Excerpt from a dataset:
· · · · ·

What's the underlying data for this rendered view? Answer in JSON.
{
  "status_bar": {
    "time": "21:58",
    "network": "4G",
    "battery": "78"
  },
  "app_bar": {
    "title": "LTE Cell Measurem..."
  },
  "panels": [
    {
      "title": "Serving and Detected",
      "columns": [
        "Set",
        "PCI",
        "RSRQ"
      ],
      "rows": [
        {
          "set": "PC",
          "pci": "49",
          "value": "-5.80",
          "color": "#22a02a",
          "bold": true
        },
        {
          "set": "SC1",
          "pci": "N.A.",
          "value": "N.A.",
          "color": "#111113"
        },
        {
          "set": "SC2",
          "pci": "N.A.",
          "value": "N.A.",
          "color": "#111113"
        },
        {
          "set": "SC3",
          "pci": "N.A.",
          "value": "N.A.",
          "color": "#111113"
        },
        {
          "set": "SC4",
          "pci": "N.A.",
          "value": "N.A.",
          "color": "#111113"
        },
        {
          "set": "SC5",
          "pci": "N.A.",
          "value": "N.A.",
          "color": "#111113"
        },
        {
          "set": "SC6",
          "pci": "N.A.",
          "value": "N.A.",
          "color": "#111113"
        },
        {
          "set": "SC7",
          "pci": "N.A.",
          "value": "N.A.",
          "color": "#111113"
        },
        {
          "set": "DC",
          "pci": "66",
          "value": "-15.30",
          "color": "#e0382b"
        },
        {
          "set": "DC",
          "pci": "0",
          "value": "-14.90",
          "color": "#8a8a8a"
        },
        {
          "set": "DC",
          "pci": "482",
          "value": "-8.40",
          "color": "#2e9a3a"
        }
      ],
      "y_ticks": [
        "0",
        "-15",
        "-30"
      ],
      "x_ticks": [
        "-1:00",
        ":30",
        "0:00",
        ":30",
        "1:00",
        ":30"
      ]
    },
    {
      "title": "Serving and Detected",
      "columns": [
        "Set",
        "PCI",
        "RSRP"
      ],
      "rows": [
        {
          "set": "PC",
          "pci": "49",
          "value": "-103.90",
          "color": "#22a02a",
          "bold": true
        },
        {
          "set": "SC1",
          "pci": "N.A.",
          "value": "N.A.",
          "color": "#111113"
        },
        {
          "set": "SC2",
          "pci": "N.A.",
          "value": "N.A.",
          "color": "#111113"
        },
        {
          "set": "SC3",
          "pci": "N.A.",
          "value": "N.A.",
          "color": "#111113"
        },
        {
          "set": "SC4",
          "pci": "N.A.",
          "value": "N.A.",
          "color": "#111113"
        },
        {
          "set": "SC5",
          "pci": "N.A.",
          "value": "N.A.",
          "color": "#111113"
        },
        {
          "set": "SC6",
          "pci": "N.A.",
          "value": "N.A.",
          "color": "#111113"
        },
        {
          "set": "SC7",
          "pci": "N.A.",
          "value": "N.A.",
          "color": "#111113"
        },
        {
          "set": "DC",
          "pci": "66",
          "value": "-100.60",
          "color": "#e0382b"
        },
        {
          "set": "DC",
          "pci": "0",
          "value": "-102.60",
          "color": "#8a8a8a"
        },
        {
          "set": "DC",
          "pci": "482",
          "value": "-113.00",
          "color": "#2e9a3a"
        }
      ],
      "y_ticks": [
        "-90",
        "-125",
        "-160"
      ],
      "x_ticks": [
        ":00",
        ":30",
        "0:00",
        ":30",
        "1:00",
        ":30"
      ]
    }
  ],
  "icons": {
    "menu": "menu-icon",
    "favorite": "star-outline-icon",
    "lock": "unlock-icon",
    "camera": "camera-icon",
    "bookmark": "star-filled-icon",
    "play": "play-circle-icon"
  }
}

· · · · ·

OBJECTIVE: Show every line that contains the word "star".

OUTPUT FOR THIS EXERCISE:
    "favorite": "star-outline-icon",
    "bookmark": "star-filled-icon",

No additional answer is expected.